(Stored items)
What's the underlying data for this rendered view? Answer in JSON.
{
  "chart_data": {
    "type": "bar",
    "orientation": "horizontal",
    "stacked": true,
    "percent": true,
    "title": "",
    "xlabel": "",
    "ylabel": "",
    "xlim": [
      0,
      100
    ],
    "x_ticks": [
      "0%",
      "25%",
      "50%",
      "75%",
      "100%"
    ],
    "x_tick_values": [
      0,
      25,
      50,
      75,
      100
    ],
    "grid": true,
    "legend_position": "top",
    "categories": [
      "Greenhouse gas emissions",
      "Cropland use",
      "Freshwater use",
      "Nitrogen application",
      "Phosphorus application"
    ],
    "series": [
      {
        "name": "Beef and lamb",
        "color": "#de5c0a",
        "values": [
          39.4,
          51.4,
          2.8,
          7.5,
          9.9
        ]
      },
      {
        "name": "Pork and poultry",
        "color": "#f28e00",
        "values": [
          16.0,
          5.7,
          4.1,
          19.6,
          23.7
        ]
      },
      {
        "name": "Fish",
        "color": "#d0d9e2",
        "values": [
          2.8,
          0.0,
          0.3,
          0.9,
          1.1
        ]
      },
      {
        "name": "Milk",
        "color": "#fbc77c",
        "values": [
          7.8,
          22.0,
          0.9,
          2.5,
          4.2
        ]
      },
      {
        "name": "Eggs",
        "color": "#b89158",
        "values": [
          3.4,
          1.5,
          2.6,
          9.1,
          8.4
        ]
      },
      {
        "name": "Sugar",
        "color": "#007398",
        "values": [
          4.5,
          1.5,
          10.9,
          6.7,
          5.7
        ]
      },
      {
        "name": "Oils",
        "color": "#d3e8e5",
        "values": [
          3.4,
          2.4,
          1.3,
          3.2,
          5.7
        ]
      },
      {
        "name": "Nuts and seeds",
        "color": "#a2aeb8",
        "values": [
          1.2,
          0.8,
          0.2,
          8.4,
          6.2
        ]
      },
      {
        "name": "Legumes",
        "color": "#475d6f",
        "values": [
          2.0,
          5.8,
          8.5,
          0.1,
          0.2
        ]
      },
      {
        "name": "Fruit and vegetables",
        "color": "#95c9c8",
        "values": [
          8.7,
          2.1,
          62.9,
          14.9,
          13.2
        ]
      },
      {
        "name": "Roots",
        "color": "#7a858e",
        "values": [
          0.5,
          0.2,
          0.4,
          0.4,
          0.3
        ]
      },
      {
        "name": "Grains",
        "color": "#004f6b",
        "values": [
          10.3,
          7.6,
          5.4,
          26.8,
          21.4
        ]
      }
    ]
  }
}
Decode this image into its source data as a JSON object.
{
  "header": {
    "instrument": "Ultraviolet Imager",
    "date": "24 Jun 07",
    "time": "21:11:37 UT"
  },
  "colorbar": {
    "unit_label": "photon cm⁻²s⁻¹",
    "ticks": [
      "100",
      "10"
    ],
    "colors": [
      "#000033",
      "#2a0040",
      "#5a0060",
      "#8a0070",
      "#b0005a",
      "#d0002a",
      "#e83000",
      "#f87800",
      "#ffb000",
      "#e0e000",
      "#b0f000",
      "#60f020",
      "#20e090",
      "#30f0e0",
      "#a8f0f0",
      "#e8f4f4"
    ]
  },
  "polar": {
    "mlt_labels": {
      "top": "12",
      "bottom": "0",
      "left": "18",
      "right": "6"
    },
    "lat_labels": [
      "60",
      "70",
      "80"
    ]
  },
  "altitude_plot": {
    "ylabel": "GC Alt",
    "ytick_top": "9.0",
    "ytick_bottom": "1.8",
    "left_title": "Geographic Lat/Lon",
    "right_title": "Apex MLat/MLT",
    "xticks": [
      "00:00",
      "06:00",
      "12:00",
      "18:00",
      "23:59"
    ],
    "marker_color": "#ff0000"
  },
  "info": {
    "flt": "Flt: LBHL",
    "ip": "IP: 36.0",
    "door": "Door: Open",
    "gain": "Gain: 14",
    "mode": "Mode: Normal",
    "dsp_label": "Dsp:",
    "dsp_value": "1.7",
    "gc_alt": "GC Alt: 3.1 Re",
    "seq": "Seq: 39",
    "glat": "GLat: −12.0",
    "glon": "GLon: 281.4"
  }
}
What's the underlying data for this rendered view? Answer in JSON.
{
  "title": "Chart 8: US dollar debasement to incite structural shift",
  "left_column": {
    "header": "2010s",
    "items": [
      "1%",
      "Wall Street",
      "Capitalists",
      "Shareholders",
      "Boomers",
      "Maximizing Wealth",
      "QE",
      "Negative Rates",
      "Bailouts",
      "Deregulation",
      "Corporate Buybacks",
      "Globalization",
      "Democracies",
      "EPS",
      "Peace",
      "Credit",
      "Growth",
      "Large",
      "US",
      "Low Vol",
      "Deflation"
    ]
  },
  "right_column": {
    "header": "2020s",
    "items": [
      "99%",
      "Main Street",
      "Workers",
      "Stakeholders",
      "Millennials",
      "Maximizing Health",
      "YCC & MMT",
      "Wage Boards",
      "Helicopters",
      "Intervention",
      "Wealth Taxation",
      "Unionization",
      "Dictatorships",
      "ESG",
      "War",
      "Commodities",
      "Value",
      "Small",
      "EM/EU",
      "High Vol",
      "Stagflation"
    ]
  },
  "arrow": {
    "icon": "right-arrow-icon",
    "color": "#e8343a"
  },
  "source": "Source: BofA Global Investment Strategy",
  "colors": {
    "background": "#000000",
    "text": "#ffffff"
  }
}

#### [SET EXERCISE]
Every record above should be output exactly.

#### [OUTPUT FOR THIS EXERCISE]
What's the underlying data for this rendered view? Answer in JSON.
{
  "chart_data": {
    "type": "bar",
    "orientation": "horizontal",
    "stacked": true,
    "percent": true,
    "title": "",
    "xlabel": "",
    "ylabel": "",
    "xlim": [
      0,
      100
    ],
    "x_ticks": [
      "0%",
      "25%",
      "50%",
      "75%",
      "100%"
    ],
    "x_tick_values": [
      0,
      25,
      50,
      75,
      100
    ],
    "grid": true,
    "legend_position": "top",
    "categories": [
      "Greenhouse gas emissions",
      "Cropland use",
      "Freshwater use",
      "Nitrogen application",
      "Phosphorus application"
    ],
    "series": [
      {
        "name": "Beef and lamb",
        "color": "#de5c0a",
        "values": [
          39.4,
          51.4,
          2.8,
          7.5,
          9.9
        ]
      },
      {
        "name": "Pork and poultry",
        "color": "#f28e00",
        "values": [
          16.0,
          5.7,
          4.1,
          19.6,
          23.7
        ]
      },
      {
        "name": "Fish",
        "color": "#d0d9e2",
        "values": [
          2.8,
          0.0,
          0.3,
          0.9,
          1.1
        ]
      },
      {
        "name": "Milk",
        "color": "#fbc77c",
        "values": [
          7.8,
          22.0,
          0.9,
          2.5,
          4.2
        ]
      },
      {
        "name": "Eggs",
        "color": "#b89158",
        "values": [
          3.4,
          1.5,
          2.6,
          9.1,
          8.4
        ]
      },
      {
        "name": "Sugar",
        "color": "#007398",
        "values": [
          4.5,
          1.5,
          10.9,
          6.7,
          5.7
        ]
      },
      {
        "name": "Oils",
        "color": "#d3e8e5",
        "values": [
          3.4,
          2.4,
          1.3,
          3.2,
          5.7
        ]
      },
      {
        "name": "Nuts and seeds",
        "color": "#a2aeb8",
        "values": [
          1.2,
          0.8,
          0.2,
          8.4,
          6.2
        ]
      },
      {
        "name": "Legumes",
        "color": "#475d6f",
        "values": [
          2.0,
          5.8,
          8.5,
          0.1,
          0.2
        ]
      },
      {
        "name": "Fruit and vegetables",
        "color": "#95c9c8",
        "values": [
          8.7,
          2.1,
          62.9,
          14.9,
          13.2
        ]
      },
      {
        "name": "Roots",
        "color": "#7a858e",
        "values": [
          0.5,
          0.2,
          0.4,
          0.4,
          0.3
        ]
      },
      {
        "name": "Grains",
        "color": "#004f6b",
        "values": [
          10.3,
          7.6,
          5.4,
          26.8,
          21.4
        ]
      }
    ]
  }
}
Decode this image into its source data as a JSON object.
{
  "header": {
    "instrument": "Ultraviolet Imager",
    "date": "24 Jun 07",
    "time": "21:11:37 UT"
  },
  "colorbar": {
    "unit_label": "photon cm⁻²s⁻¹",
    "ticks": [
      "100",
      "10"
    ],
    "colors": [
      "#000033",
      "#2a0040",
      "#5a0060",
      "#8a0070",
      "#b0005a",
      "#d0002a",
      "#e83000",
      "#f87800",
      "#ffb000",
      "#e0e000",
      "#b0f000",
      "#60f020",
      "#20e090",
      "#30f0e0",
      "#a8f0f0",
      "#e8f4f4"
    ]
  },
  "polar": {
    "mlt_labels": {
      "top": "12",
      "bottom": "0",
      "left": "18",
      "right": "6"
    },
    "lat_labels": [
      "60",
      "70",
      "80"
    ]
  },
  "altitude_plot": {
    "ylabel": "GC Alt",
    "ytick_top": "9.0",
    "ytick_bottom": "1.8",
    "left_title": "Geographic Lat/Lon",
    "right_title": "Apex MLat/MLT",
    "xticks": [
      "00:00",
      "06:00",
      "12:00",
      "18:00",
      "23:59"
    ],
    "marker_color": "#ff0000"
  },
  "info": {
    "flt": "Flt: LBHL",
    "ip": "IP: 36.0",
    "door": "Door: Open",
    "gain": "Gain: 14",
    "mode": "Mode: Normal",
    "dsp_label": "Dsp:",
    "dsp_value": "1.7",
    "gc_alt": "GC Alt: 3.1 Re",
    "seq": "Seq: 39",
    "glat": "GLat: −12.0",
    "glon": "GLon: 281.4"
  }
}
What's the underlying data for this rendered view? Answer in JSON.
{
  "title": "Chart 8: US dollar debasement to incite structural shift",
  "left_column": {
    "header": "2010s",
    "items": [
      "1%",
      "Wall Street",
      "Capitalists",
      "Shareholders",
      "Boomers",
      "Maximizing Wealth",
      "QE",
      "Negative Rates",
      "Bailouts",
      "Deregulation",
      "Corporate Buybacks",
      "Globalization",
      "Democracies",
      "EPS",
      "Peace",
      "Credit",
      "Growth",
      "Large",
      "US",
      "Low Vol",
      "Deflation"
    ]
  },
  "right_column": {
    "header": "2020s",
    "items": [
      "99%",
      "Main Street",
      "Workers",
      "Stakeholders",
      "Millennials",
      "Maximizing Health",
      "YCC & MMT",
      "Wage Boards",
      "Helicopters",
      "Intervention",
      "Wealth Taxation",
      "Unionization",
      "Dictatorships",
      "ESG",
      "War",
      "Commodities",
      "Value",
      "Small",
      "EM/EU",
      "High Vol",
      "Stagflation"
    ]
  },
  "arrow": {
    "icon": "right-arrow-icon",
    "color": "#e8343a"
  },
  "source": "Source: BofA Global Investment Strategy",
  "colors": {
    "background": "#000000",
    "text": "#ffffff"
  }
}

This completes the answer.